**WHAT NEEDS TO BE DONE**
Write out all of the data below again, switching each "Wavelength" to "Wave length" and changing nothing else. Leave out the pictures.

**INPUT RECORDS**
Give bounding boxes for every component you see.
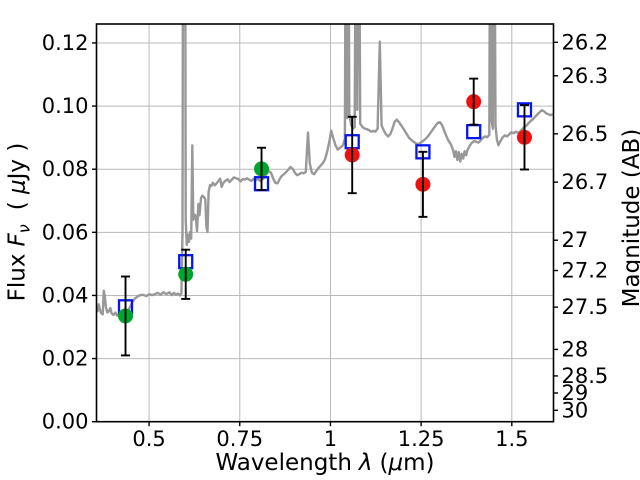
x-axis-label-word: Wavelength (215, 450, 352, 476)
x-axis-unit-close: m) (403, 450, 435, 476)
x-axis-label: Wavelength λ (μm) (215, 450, 434, 476)
right-axis-label: Magnitude (AB) (619, 128, 640, 308)
y-tick-label-left: 0.06 (42, 220, 89, 244)
x-tick-label: 0.5 (132, 427, 165, 451)
x-tick-label: 1.25 (398, 427, 445, 451)
model-photometry-square (466, 123, 482, 140)
y-tick-label-left: 0.10 (42, 94, 89, 118)
flux-symbol-f: F (4, 233, 31, 247)
y-tick-label-right: 27.2 (562, 259, 609, 283)
flux-symbol-nu: ν (14, 224, 34, 234)
y-tick-label-right: 27.5 (562, 295, 609, 319)
y-tick-label-right: 26.3 (562, 64, 609, 88)
y-tick-label-right: 29 (562, 381, 589, 405)
y-tick-label-right: 26.2 (562, 30, 609, 54)
y-axis-label: Flux Fν ( μJy ) (5, 143, 34, 302)
x-axis-unit-mu: μ (388, 450, 404, 476)
y-axis-unit-mu: μ (4, 179, 31, 194)
model-spectrum-line (96, 24, 554, 318)
y-tick-label-right: 28 (562, 337, 589, 361)
y-tick-label-left: 0.00 (42, 410, 89, 434)
x-tick-label: 1.5 (495, 427, 528, 451)
lambda-symbol: λ (358, 450, 373, 476)
y-axis-unit-close: Jy ) (4, 142, 31, 180)
x-axis-unit-open: ( (379, 450, 389, 476)
y-tick-label-right: 28.5 (562, 364, 609, 388)
y-tick-label-right: 27 (562, 228, 589, 252)
x-axis-unit: (μm) (380, 450, 435, 476)
axes-frame (95, 23, 555, 423)
x-tick-label: 0.75 (216, 427, 263, 451)
y-axis-label-word: Flux (4, 253, 31, 302)
y-tick-label-left: 0.08 (42, 157, 89, 181)
x-tick-label: 1 (324, 427, 337, 451)
y-tick-label-left: 0.04 (42, 283, 89, 307)
y-axis-unit: ( μJy ) (5, 143, 31, 211)
y-tick-label-left: 0.02 (42, 347, 89, 371)
y-tick-label-right: 26.7 (562, 170, 609, 194)
y-axis-unit-open: ( (4, 193, 31, 211)
y-tick-label-right: 26.5 (562, 122, 609, 146)
flux-symbol: Fν (4, 224, 34, 247)
y-tick-label-left: 0.12 (42, 31, 89, 55)
y-tick-label-right: 30 (562, 398, 589, 422)
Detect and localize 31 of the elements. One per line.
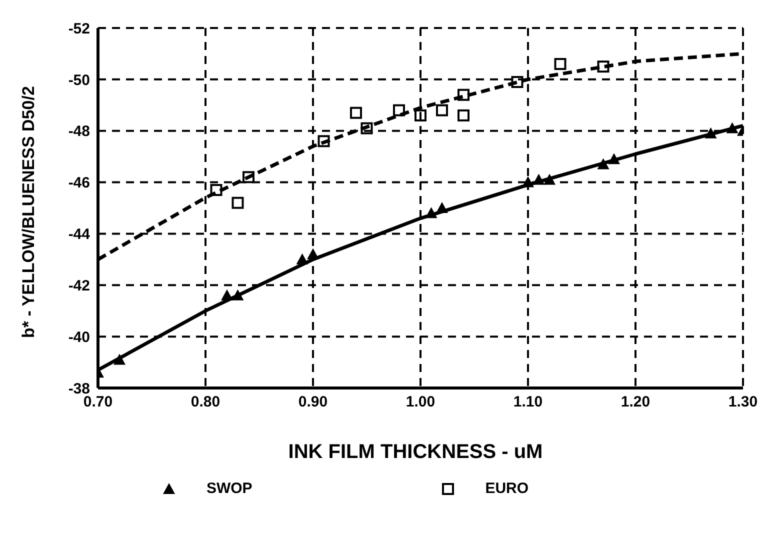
- point: [554, 58, 566, 70]
- point: [232, 196, 244, 209]
- point: [458, 88, 470, 101]
- x-tick-label: 1.10: [513, 394, 543, 411]
- y-tick-label: -46: [68, 174, 90, 192]
- point: [511, 76, 524, 88]
- point: [318, 135, 330, 148]
- point: [242, 171, 254, 184]
- y-tick-label: -42: [68, 277, 90, 294]
- y-tick-label: -50: [68, 72, 90, 89]
- x-tick-label: 0.90: [298, 394, 328, 411]
- x-tick-label: 1.20: [620, 394, 650, 411]
- point: [350, 106, 362, 119]
- point: [360, 122, 373, 134]
- legend-label: SWOP: [206, 480, 252, 497]
- point: [414, 109, 426, 122]
- y-tick-label: -52: [68, 20, 90, 38]
- point: [597, 60, 610, 73]
- x-axis-title: INK FILM THICKNESS - uM: [287, 441, 544, 464]
- legend-label: EURO: [485, 480, 529, 497]
- y-tick-label: -48: [68, 123, 90, 140]
- x-tick-label: 0.80: [190, 394, 220, 411]
- y-tick-label: -40: [68, 328, 90, 346]
- point: [393, 104, 405, 116]
- point: [458, 109, 470, 122]
- x-tick-label: 1.00: [406, 394, 436, 411]
- point: [436, 104, 448, 116]
- x-tick-label: 1.30: [728, 394, 758, 411]
- y-tick-label: -44: [68, 226, 91, 244]
- y-axis-title: b* - YELLOW/BLUENESS D50/2: [19, 86, 38, 338]
- point: [210, 184, 222, 196]
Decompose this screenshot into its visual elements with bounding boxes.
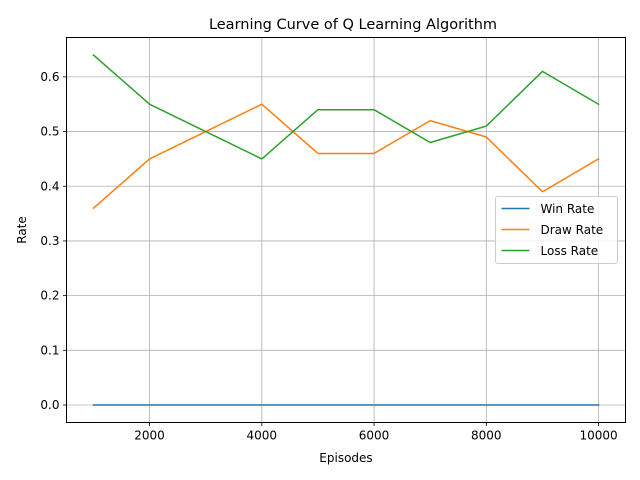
legend: Win Rate Draw Rate Loss Rate [495,196,618,264]
y-axis-label: Rate [15,216,29,244]
x-tick-label: 10000 [579,429,617,443]
y-tick-label: 0.6 [40,70,59,84]
x-tick-label: 4000 [247,429,278,443]
y-tick-label: 0.3 [40,234,59,248]
grid [66,37,626,423]
legend-label-win-rate: Win Rate [541,202,595,216]
chart-title: Learning Curve of Q Learning Algorithm [209,17,497,33]
x-axis-label: Episodes [319,451,372,465]
y-tick-label: 0.5 [40,125,59,139]
x-tick-label: 8000 [471,429,502,443]
legend-label-loss-rate: Loss Rate [541,244,599,258]
y-tick-label: 0.0 [40,398,59,412]
legend-box [495,196,618,264]
y-tick-label: 0.2 [40,289,59,303]
legend-label-draw-rate: Draw Rate [541,223,604,237]
series-group [92,53,600,406]
y-tick-label: 0.1 [40,343,59,357]
series-line-draw-rate [92,103,600,210]
axes-frame [66,37,626,423]
x-axis: 2000 4000 6000 8000 10000 [134,422,618,443]
y-axis: 0.0 0.1 0.2 0.3 0.4 0.5 0.6 [40,70,67,412]
x-tick-label: 2000 [134,429,165,443]
y-tick-label: 0.4 [40,179,59,193]
series-line-loss-rate [92,53,600,160]
x-tick-label: 6000 [359,429,390,443]
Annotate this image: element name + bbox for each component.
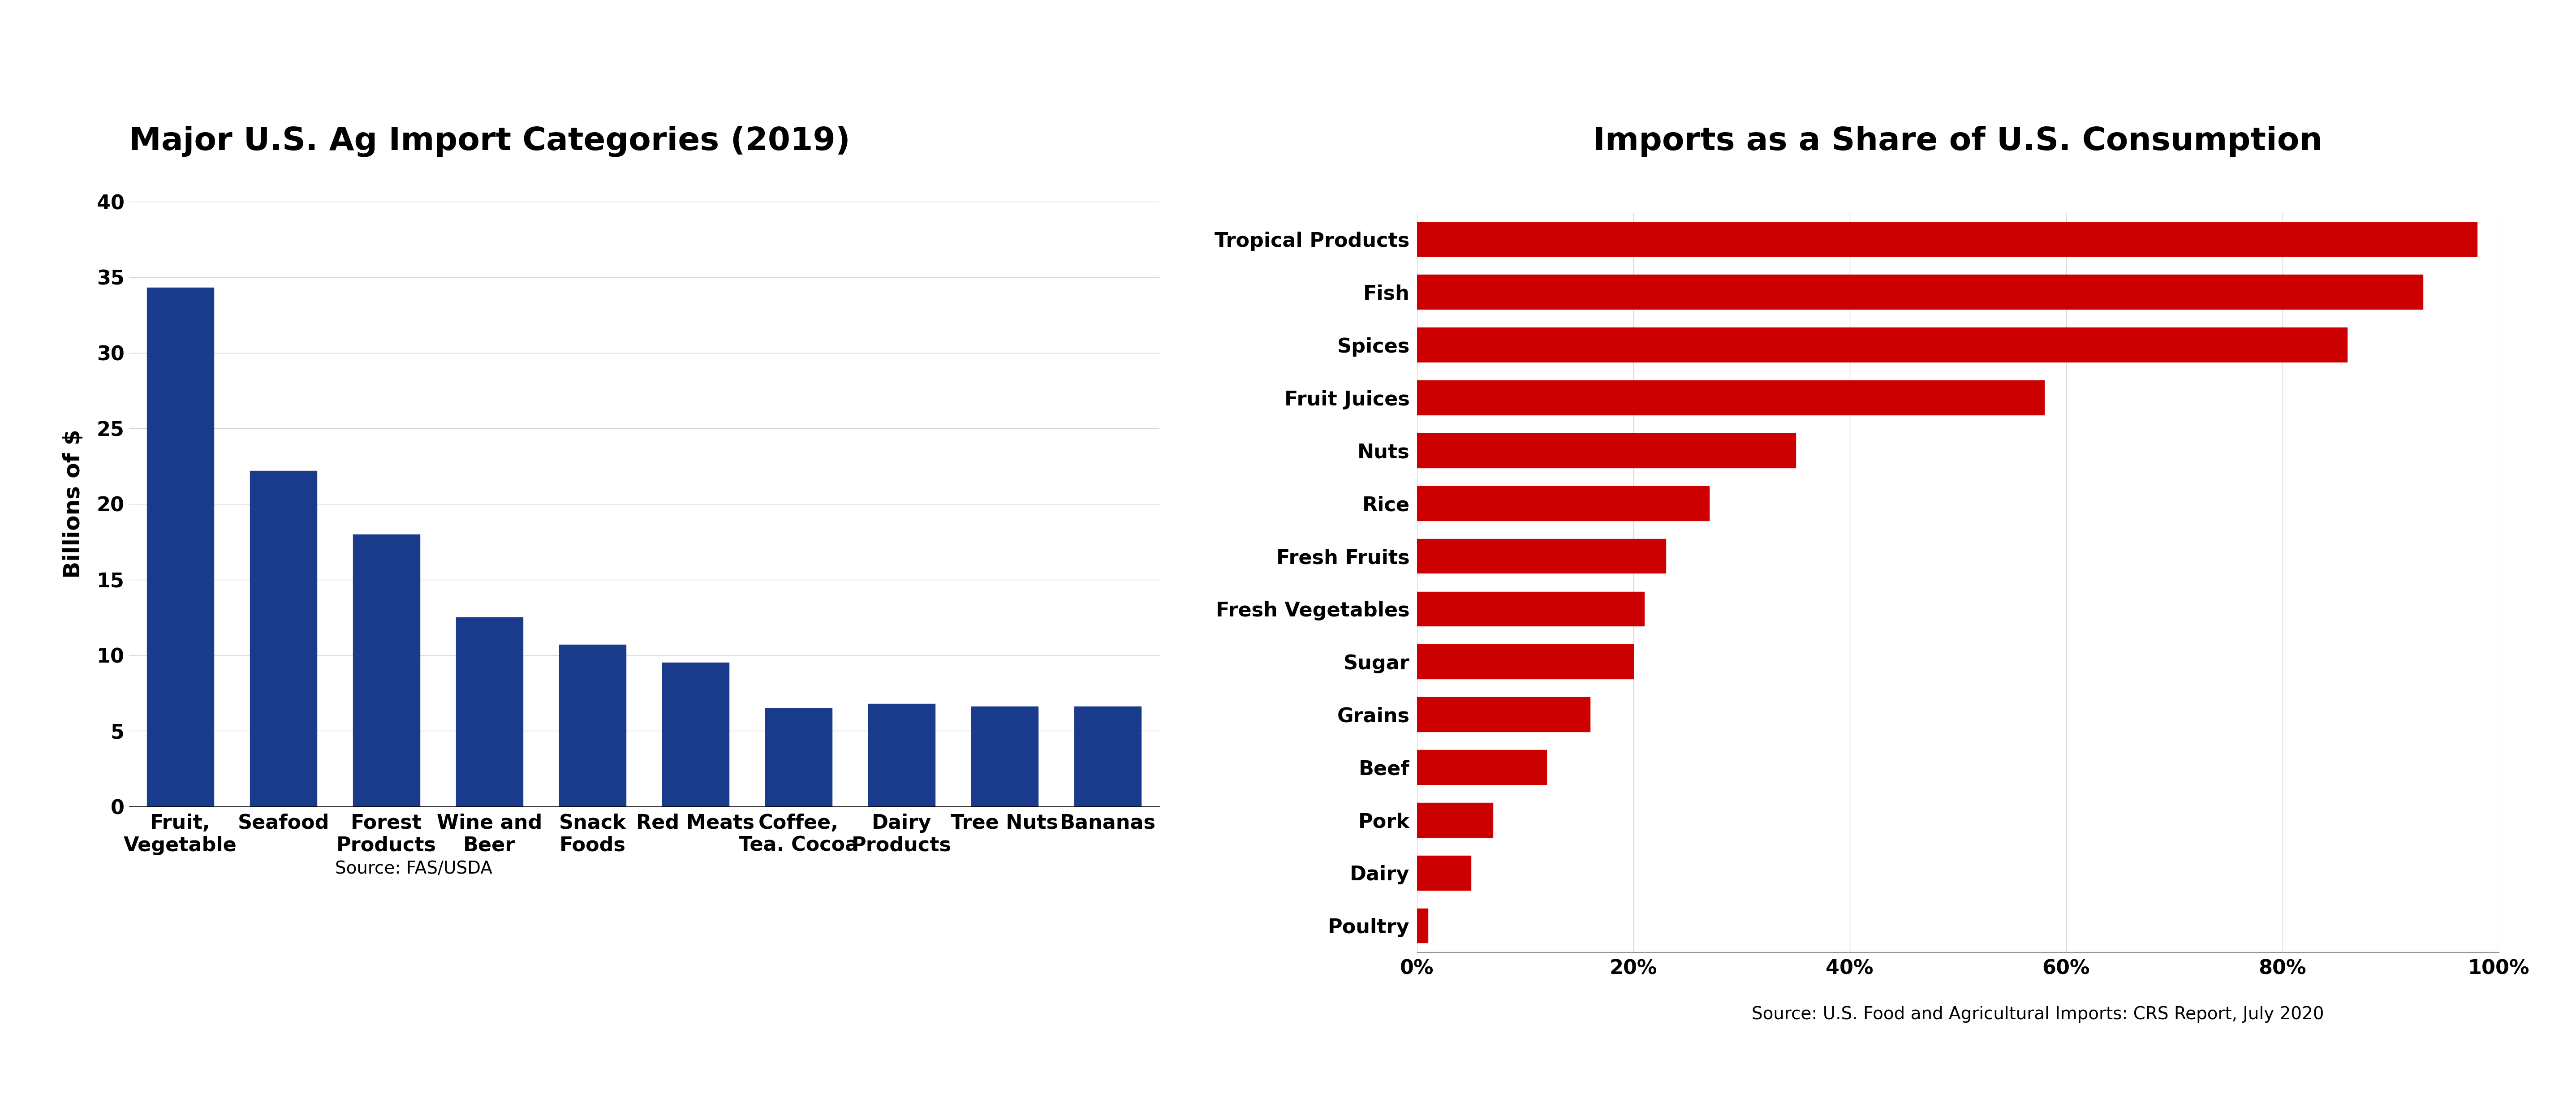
Bar: [250, 470, 317, 806]
Bar: [1417, 539, 1667, 573]
Text: Source: U.S. Food and Agricultural Imports: CRS Report, July 2020: Source: U.S. Food and Agricultural Impor…: [1752, 1006, 2324, 1023]
Bar: [662, 663, 729, 806]
Bar: [1417, 591, 1643, 626]
Bar: [1417, 856, 1471, 890]
Bar: [559, 645, 626, 806]
Bar: [1417, 698, 1589, 731]
Bar: [1417, 433, 1795, 467]
Bar: [971, 707, 1038, 806]
Bar: [456, 617, 523, 806]
Bar: [1417, 908, 1427, 943]
Bar: [1417, 274, 2424, 309]
Bar: [1417, 222, 2478, 256]
Bar: [868, 703, 935, 806]
Y-axis label: Billions of $: Billions of $: [62, 429, 85, 579]
Bar: [1417, 750, 1546, 784]
Bar: [1417, 328, 2347, 362]
Bar: [1417, 644, 1633, 679]
Bar: [765, 708, 832, 806]
Bar: [353, 534, 420, 806]
Text: Source: FAS/USDA: Source: FAS/USDA: [335, 860, 492, 877]
Bar: [1074, 707, 1141, 806]
Bar: [1417, 486, 1708, 521]
Bar: [1417, 803, 1492, 837]
Bar: [1417, 381, 2045, 414]
Text: Major U.S. Ag Import Categories (2019): Major U.S. Ag Import Categories (2019): [129, 125, 850, 157]
Text: Imports as a Share of U.S. Consumption: Imports as a Share of U.S. Consumption: [1592, 125, 2324, 157]
Bar: [147, 288, 214, 806]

**COMPLETE OUTPUT**
Give bounding boxes for every component you see.
x-axis-label-word: Wave length (215, 450, 352, 476)
x-axis-unit-close: m) (403, 450, 435, 476)
x-axis-label: Wave length λ (μm) (215, 450, 434, 476)
right-axis-label: Magnitude (AB) (619, 128, 640, 308)
y-tick-label-left: 0.06 (42, 220, 89, 244)
x-tick-label: 0.5 (132, 427, 165, 451)
x-tick-label: 1.25 (398, 427, 445, 451)
model-photometry-square (466, 123, 482, 140)
y-tick-label-left: 0.10 (42, 94, 89, 118)
flux-symbol-f: F (4, 233, 31, 247)
y-tick-label-right: 27.2 (562, 259, 609, 283)
flux-symbol-nu: ν (14, 224, 34, 234)
y-tick-label-right: 27.5 (562, 295, 609, 319)
y-tick-label-right: 26.3 (562, 64, 609, 88)
y-tick-label-right: 29 (562, 381, 589, 405)
y-tick-label-right: 26.2 (562, 30, 609, 54)
y-axis-label: Flux Fν ( μJy ) (5, 143, 34, 302)
x-axis-unit-mu: μ (388, 450, 404, 476)
y-axis-unit-mu: μ (4, 179, 31, 194)
model-spectrum-line (96, 24, 554, 318)
y-tick-label-right: 28 (562, 337, 589, 361)
y-tick-label-left: 0.00 (42, 410, 89, 434)
x-tick-label: 1.5 (495, 427, 528, 451)
lambda-symbol: λ (358, 450, 373, 476)
y-axis-unit-close: Jy ) (4, 142, 31, 180)
x-axis-unit-open: ( (379, 450, 389, 476)
y-tick-label-right: 28.5 (562, 364, 609, 388)
y-tick-label-right: 27 (562, 228, 589, 252)
x-axis-unit: (μm) (380, 450, 435, 476)
axes-frame (95, 23, 555, 423)
x-tick-label: 0.75 (216, 427, 263, 451)
y-axis-label-word: Flux (4, 253, 31, 302)
y-tick-label-left: 0.08 (42, 157, 89, 181)
x-tick-label: 1 (324, 427, 337, 451)
y-tick-label-left: 0.04 (42, 283, 89, 307)
y-axis-unit: ( μJy ) (5, 143, 31, 211)
y-tick-label-left: 0.02 (42, 347, 89, 371)
y-tick-label-right: 26.7 (562, 170, 609, 194)
y-axis-unit-open: ( (4, 193, 31, 211)
y-tick-label-right: 26.5 (562, 122, 609, 146)
flux-symbol: Fν (4, 224, 34, 247)
y-tick-label-left: 0.12 (42, 31, 89, 55)
y-tick-label-right: 30 (562, 398, 589, 422)
Detect and localize 31 of the elements. One per line.
- point: [554, 58, 566, 70]
- point: [232, 196, 244, 209]
- point: [458, 88, 470, 101]
- x-tick-label: 1.10: [513, 394, 543, 411]
- y-tick-label: -46: [68, 174, 90, 192]
- point: [511, 76, 524, 88]
- point: [318, 135, 330, 148]
- point: [242, 171, 254, 184]
- y-tick-label: -42: [68, 277, 90, 294]
- y-tick-label: -50: [68, 72, 90, 89]
- x-tick-label: 0.90: [298, 394, 328, 411]
- x-tick-label: 1.20: [620, 394, 650, 411]
- point: [350, 106, 362, 119]
- point: [360, 122, 373, 134]
- legend-label: SWOP: [206, 480, 252, 497]
- point: [414, 109, 426, 122]
- y-tick-label: -52: [68, 20, 90, 38]
- point: [597, 60, 610, 73]
- x-axis-title: INK FILM THICKNESS - uM: [287, 441, 544, 464]
- legend-label: EURO: [485, 480, 529, 497]
- y-tick-label: -48: [68, 123, 90, 140]
- x-tick-label: 0.80: [190, 394, 220, 411]
- y-tick-label: -40: [68, 328, 90, 346]
- point: [393, 104, 405, 116]
- point: [458, 109, 470, 122]
- x-tick-label: 1.00: [406, 394, 436, 411]
- point: [436, 104, 448, 116]
- x-tick-label: 1.30: [728, 394, 758, 411]
- y-tick-label: -44: [68, 226, 91, 244]
- y-axis-title: b* - YELLOW/BLUENESS D50/2: [19, 86, 38, 338]
- point: [210, 184, 222, 196]
Decompose this screenshot into its visual elements with bounding boxes.
legend: Win Rate Draw Rate Loss Rate [495,196,618,264]
y-axis-label: Rate [15,216,29,244]
x-tick-label: 10000 [579,429,617,443]
y-tick-label: 0.6 [40,70,59,84]
x-tick-label: 4000 [247,429,278,443]
y-tick-label: 0.3 [40,234,59,248]
grid [66,37,626,423]
legend-label-win-rate: Win Rate [541,202,595,216]
chart-title: Learning Curve of Q Learning Algorithm [209,17,497,33]
x-axis-label: Episodes [319,451,372,465]
y-tick-label: 0.5 [40,125,59,139]
x-tick-label: 8000 [471,429,502,443]
legend-label-loss-rate: Loss Rate [541,244,599,258]
y-tick-label: 0.0 [40,398,59,412]
legend-box [495,196,618,264]
y-tick-label: 0.2 [40,289,59,303]
legend-label-draw-rate: Draw Rate [541,223,604,237]
series-group [92,53,600,406]
y-tick-label: 0.1 [40,343,59,357]
series-line-draw-rate [92,103,600,210]
axes-frame [66,37,626,423]
x-axis: 2000 4000 6000 8000 10000 [134,422,618,443]
y-axis: 0.0 0.1 0.2 0.3 0.4 0.5 0.6 [40,70,67,412]
x-tick-label: 2000 [134,429,165,443]
y-tick-label: 0.4 [40,179,59,193]
series-line-loss-rate [92,53,600,160]
x-tick-label: 6000 [359,429,390,443]
Annotate this image: element name + bbox for each component.
Bar: [250, 470, 317, 806]
Bar: [1417, 539, 1667, 573]
Text: Source: U.S. Food and Agricultural Imports: CRS Report, July 2020: Source: U.S. Food and Agricultural Impor…: [1752, 1006, 2324, 1023]
Bar: [662, 663, 729, 806]
Bar: [1417, 591, 1643, 626]
Bar: [1417, 856, 1471, 890]
Bar: [559, 645, 626, 806]
Bar: [1417, 698, 1589, 731]
Bar: [1417, 433, 1795, 467]
Bar: [971, 707, 1038, 806]
Bar: [456, 617, 523, 806]
Bar: [1417, 908, 1427, 943]
Bar: [1417, 274, 2424, 309]
Bar: [1417, 222, 2478, 256]
Bar: [868, 703, 935, 806]
Y-axis label: Billions of $: Billions of $: [62, 429, 85, 579]
Bar: [1417, 750, 1546, 784]
Bar: [1417, 328, 2347, 362]
Bar: [1417, 644, 1633, 679]
Bar: [765, 708, 832, 806]
Bar: [353, 534, 420, 806]
Text: Source: FAS/USDA: Source: FAS/USDA: [335, 860, 492, 877]
Bar: [1074, 707, 1141, 806]
Bar: [1417, 486, 1708, 521]
Bar: [1417, 803, 1492, 837]
Bar: [1417, 381, 2045, 414]
Text: Major U.S. Ag Import Categories (2019): Major U.S. Ag Import Categories (2019): [129, 125, 850, 157]
Text: Imports as a Share of U.S. Consumption: Imports as a Share of U.S. Consumption: [1592, 125, 2324, 157]
Bar: [147, 288, 214, 806]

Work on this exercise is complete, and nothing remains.